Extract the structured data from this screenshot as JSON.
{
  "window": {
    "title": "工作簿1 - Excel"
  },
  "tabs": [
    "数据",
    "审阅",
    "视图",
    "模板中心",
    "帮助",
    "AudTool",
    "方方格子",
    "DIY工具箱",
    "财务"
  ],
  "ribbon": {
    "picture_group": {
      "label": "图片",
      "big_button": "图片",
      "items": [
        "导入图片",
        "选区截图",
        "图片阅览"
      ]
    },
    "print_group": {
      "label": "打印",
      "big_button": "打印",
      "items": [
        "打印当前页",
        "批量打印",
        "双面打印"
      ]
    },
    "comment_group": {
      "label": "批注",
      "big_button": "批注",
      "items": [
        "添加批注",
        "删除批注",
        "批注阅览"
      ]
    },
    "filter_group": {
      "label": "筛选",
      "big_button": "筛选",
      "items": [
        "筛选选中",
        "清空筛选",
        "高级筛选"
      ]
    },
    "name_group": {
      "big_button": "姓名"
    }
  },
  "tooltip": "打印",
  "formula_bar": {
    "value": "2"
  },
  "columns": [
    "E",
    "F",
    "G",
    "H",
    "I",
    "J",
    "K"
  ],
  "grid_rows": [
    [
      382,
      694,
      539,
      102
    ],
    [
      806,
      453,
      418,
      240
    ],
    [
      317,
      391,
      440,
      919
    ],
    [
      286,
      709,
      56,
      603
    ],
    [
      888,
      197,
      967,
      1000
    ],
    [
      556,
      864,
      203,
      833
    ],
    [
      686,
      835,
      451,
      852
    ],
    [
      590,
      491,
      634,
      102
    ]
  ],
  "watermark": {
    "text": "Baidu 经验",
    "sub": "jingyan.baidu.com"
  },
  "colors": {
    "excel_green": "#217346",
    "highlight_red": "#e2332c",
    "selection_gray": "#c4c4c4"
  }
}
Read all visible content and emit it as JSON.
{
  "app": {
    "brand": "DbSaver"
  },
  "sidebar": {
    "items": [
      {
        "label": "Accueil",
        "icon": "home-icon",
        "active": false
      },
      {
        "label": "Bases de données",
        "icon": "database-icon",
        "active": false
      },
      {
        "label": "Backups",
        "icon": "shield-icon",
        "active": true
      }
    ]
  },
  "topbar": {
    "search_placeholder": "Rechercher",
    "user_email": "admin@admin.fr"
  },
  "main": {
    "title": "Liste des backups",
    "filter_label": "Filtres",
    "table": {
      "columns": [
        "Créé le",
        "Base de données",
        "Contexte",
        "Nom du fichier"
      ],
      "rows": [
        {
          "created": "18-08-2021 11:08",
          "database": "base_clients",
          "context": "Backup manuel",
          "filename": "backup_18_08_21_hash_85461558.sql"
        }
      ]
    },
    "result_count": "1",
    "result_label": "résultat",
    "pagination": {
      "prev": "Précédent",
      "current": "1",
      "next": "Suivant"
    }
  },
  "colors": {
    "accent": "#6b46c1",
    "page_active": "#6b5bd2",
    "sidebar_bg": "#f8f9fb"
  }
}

• • •

* **WHAT IS BEING ASKED**:
From the entries above, list each line with "database" in it.

* **WRITTEN RESPONSE**:
        "icon": "database-icon",
          "database": "base_clients",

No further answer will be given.